» **Excerpted text**

Soon enough, Raymond began boasting the opposite — that the company was actually increasing its reserves, as Steve Coll details in his history of Exxon, Private Empire, thanks to new investments in an obscure resource in Canada.

The oil sands, or tar sands, lie beneath a swath of northern Alberta about the size of New York State. They are a viscous mix of sand and bitumen that’s generally strip-mined and then heated and treated to produce an oil that can be refined into fuel.

A map of Alberta, Canada, marking tar sands
Credit:

Paul Horn/InsideClimate News

Just as Exxon was increasing its stakes in the oil sands, it was also confronting what a carbon-constrained future might look like. In its 2010 Outlook for Energy report, Exxon projected carbon prices would reach $60 per ton in 2030. But it turns out that, at the time, Exxon had a second estimate for carbon pricing — it called this one a “greenhouse gas cost” rather than a proxy cost — which company strategists used to evaluate investments and which was not disclosed publicly. This internal greenhouse gas cost estimate did not rise above $40 per ton, according to the complaint.

In a 2011 email exchange cited in the lawsuit, Robert Bailes, the company’s greenhouse gas manager, proposed aligning the two cost estimates by using the higher set of figures only.

» **Task description**
Pick up the article about Exxon's oil sands investments and carbon-cost estimates right after its final sentence, and continue writing it.

» **Source data**
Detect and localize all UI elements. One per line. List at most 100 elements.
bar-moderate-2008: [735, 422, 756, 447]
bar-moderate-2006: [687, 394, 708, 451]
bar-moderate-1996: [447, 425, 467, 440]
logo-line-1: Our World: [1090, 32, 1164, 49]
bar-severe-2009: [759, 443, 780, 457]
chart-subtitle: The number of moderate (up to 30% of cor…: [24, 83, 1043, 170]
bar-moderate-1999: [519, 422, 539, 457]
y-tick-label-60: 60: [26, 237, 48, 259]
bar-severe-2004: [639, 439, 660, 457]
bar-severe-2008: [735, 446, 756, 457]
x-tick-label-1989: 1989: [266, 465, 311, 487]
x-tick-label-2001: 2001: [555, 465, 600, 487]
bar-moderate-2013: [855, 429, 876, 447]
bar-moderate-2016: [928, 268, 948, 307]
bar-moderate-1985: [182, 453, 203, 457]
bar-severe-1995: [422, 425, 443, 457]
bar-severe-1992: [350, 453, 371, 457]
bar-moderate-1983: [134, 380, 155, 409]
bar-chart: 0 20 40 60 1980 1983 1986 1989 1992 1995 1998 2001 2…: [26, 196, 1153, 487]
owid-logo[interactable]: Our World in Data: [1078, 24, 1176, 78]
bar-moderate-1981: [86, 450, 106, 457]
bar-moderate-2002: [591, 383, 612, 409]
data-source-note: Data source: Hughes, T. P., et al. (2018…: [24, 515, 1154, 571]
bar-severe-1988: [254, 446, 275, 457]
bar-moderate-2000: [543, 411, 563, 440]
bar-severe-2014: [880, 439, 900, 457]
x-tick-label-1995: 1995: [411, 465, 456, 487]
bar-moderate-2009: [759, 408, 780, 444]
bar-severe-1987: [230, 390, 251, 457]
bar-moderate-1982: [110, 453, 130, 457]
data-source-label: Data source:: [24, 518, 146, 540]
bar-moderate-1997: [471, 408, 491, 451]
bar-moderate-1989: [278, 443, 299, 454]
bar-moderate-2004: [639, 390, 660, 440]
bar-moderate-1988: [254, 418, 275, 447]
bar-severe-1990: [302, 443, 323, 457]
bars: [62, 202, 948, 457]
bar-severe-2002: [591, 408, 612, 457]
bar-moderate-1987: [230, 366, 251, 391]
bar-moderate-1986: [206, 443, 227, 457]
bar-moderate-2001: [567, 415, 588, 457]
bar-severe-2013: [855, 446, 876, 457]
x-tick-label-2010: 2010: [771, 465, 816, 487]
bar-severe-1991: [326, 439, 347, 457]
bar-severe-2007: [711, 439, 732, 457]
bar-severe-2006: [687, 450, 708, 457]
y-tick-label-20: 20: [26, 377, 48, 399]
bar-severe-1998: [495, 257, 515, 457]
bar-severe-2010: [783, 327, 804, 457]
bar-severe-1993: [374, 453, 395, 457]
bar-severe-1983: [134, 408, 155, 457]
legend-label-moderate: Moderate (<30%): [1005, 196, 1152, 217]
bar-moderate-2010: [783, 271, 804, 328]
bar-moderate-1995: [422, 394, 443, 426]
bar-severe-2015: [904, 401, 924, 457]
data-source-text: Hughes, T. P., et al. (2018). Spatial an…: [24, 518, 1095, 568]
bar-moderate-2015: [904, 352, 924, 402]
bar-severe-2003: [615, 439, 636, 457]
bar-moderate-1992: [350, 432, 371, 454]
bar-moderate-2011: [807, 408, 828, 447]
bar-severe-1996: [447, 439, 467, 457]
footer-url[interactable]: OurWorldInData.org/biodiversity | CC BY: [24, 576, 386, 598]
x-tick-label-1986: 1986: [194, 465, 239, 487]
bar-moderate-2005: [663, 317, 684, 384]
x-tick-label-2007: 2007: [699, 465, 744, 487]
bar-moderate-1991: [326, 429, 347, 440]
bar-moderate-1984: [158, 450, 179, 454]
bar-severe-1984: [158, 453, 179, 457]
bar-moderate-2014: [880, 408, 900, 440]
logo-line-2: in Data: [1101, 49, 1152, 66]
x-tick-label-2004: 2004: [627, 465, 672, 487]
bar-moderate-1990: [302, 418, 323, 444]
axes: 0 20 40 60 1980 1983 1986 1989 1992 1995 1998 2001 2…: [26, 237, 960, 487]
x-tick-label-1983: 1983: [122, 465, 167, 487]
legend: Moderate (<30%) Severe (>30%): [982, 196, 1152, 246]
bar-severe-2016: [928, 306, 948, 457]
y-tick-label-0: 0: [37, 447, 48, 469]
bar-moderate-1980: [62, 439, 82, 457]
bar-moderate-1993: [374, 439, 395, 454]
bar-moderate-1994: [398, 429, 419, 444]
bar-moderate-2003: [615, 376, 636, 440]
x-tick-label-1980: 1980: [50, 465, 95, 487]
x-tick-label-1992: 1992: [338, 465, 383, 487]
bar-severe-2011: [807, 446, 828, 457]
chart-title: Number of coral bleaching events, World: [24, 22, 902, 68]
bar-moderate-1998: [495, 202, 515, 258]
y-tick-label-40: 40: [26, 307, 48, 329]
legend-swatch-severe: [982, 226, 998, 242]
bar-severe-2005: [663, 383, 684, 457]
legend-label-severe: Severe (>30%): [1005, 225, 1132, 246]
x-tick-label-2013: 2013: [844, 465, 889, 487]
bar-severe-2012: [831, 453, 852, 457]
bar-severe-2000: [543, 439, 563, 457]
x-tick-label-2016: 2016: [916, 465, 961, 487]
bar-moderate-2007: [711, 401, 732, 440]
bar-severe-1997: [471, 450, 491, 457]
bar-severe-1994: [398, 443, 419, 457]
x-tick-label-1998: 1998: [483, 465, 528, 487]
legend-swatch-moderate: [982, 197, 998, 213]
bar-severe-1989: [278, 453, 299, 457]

» **Answer for the task**
“Rex has seemed happy with the difference previously,” replied Tom Eizember, a planning manager, referring to then-chief executive Rex Tillerson. Apparently, he wrote, Tillerson liked that the lower greenhouse gas costs didn’t give as much incentive to invest in efforts to cut emissions.

In a June deposition, Tillerson said he didn’t recall discussing the issue with Eizember.

Also in 2011, the complaint says, an internal presentation by Exxon’s vice president of environmental policy and planning warned that high carbon costs would present a “major concern” for energy-intensive operations like oil sands, which would be “vulnerable.”

A graph showing carbon costs over time
Credit:

Paul Horn/InsideClimate News

It wasn’t until 2014, after management was given the presentation about the potentially misleading internal carbon cost, however, that executives ordered that the lower greenhouse gas cost be revised to match the proxy cost contained in the Outlook reports. (In a pre-trial memorandum, Exxon asserts that it aligned the costs in response to shifting climate policies.)

In 2015, New York prosecutors working for then-Attorney General Eric Schneiderman issued their first subpoenas, provoked by investigative reports published by InsideClimate News and the Los Angeles Times. A tumbling oil market abruptly halted new investment in Canada’s tar sands, but Exxon had already spent $33 billion on a new project there, according to the complaint.

A graph showing shareholder returns
Credit:

Paul Horn/InsideClimate News

The attorney general’s allegations go beyond Alberta, too. The complaint says Exxon understated greenhouse gas costs at operations around the world, including natural gas assets in the US, a refinery in Belgium and a liquid natural gas terminal in Cyprus. All told, the attorney general claims, these practices cost investors as much as $1.6 billion.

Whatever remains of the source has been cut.